--- BEGIN DATA SHOWN ---

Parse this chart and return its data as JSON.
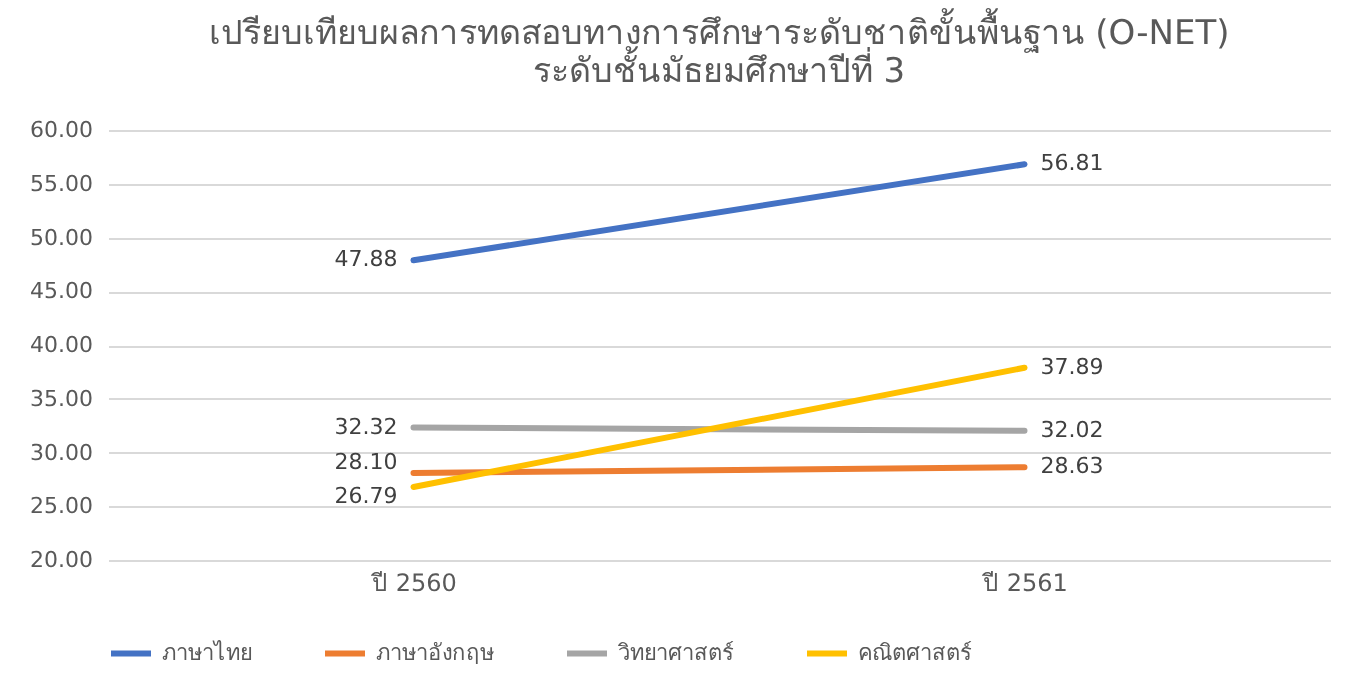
{
  "chart_data": {
    "type": "line",
    "title": "เปรียบเทียบผลการทดสอบทางการศึกษาระดับชาติขั้นพื้นฐาน (O-NET)\nระดับชั้นมัธยมศึกษาปีที่ 3",
    "categories": [
      "ปี 2560",
      "ปี 2561"
    ],
    "series": [
      {
        "name": "ภาษาไทย",
        "color": "#4472c4",
        "values": [
          47.88,
          56.81
        ],
        "value_labels": [
          "47.88",
          "56.81"
        ]
      },
      {
        "name": "ภาษาอังกฤษ",
        "color": "#ed7d31",
        "values": [
          28.1,
          28.63
        ],
        "value_labels": [
          "28.10",
          "28.63"
        ]
      },
      {
        "name": "วิทยาศาสตร์",
        "color": "#a5a5a5",
        "values": [
          32.32,
          32.02
        ],
        "value_labels": [
          "32.32",
          "32.02"
        ]
      },
      {
        "name": "คณิตศาสตร์",
        "color": "#ffc000",
        "values": [
          26.79,
          37.89
        ],
        "value_labels": [
          "26.79",
          "37.89"
        ]
      }
    ],
    "ylim": [
      20,
      60
    ],
    "yticks": [
      {
        "value": 20,
        "label": "20.00"
      },
      {
        "value": 25,
        "label": "25.00"
      },
      {
        "value": 30,
        "label": "30.00"
      },
      {
        "value": 35,
        "label": "35.00"
      },
      {
        "value": 40,
        "label": "40.00"
      },
      {
        "value": 45,
        "label": "45.00"
      },
      {
        "value": 50,
        "label": "50.00"
      },
      {
        "value": 55,
        "label": "55.00"
      },
      {
        "value": 60,
        "label": "60.00"
      }
    ],
    "grid": "y",
    "legend": "bottom",
    "marker": "none",
    "line_style": "solid"
  }
}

--- END DATA SHOWN ---

**TASK DIRECTIONS:** Take the listing and print it again exactly, but without any pictures.

**REPLY:**
Parse this chart and return its data as JSON.
{
  "chart_data": {
    "type": "line",
    "title": "เปรียบเทียบผลการทดสอบทางการศึกษาระดับชาติขั้นพื้นฐาน (O-NET)\nระดับชั้นมัธยมศึกษาปีที่ 3",
    "categories": [
      "ปี 2560",
      "ปี 2561"
    ],
    "series": [
      {
        "name": "ภาษาไทย",
        "color": "#4472c4",
        "values": [
          47.88,
          56.81
        ],
        "value_labels": [
          "47.88",
          "56.81"
        ]
      },
      {
        "name": "ภาษาอังกฤษ",
        "color": "#ed7d31",
        "values": [
          28.1,
          28.63
        ],
        "value_labels": [
          "28.10",
          "28.63"
        ]
      },
      {
        "name": "วิทยาศาสตร์",
        "color": "#a5a5a5",
        "values": [
          32.32,
          32.02
        ],
        "value_labels": [
          "32.32",
          "32.02"
        ]
      },
      {
        "name": "คณิตศาสตร์",
        "color": "#ffc000",
        "values": [
          26.79,
          37.89
        ],
        "value_labels": [
          "26.79",
          "37.89"
        ]
      }
    ],
    "ylim": [
      20,
      60
    ],
    "yticks": [
      {
        "value": 20,
        "label": "20.00"
      },
      {
        "value": 25,
        "label": "25.00"
      },
      {
        "value": 30,
        "label": "30.00"
      },
      {
        "value": 35,
        "label": "35.00"
      },
      {
        "value": 40,
        "label": "40.00"
      },
      {
        "value": 45,
        "label": "45.00"
      },
      {
        "value": 50,
        "label": "50.00"
      },
      {
        "value": 55,
        "label": "55.00"
      },
      {
        "value": 60,
        "label": "60.00"
      }
    ],
    "grid": "y",
    "legend": "bottom",
    "marker": "none",
    "line_style": "solid"
  }
}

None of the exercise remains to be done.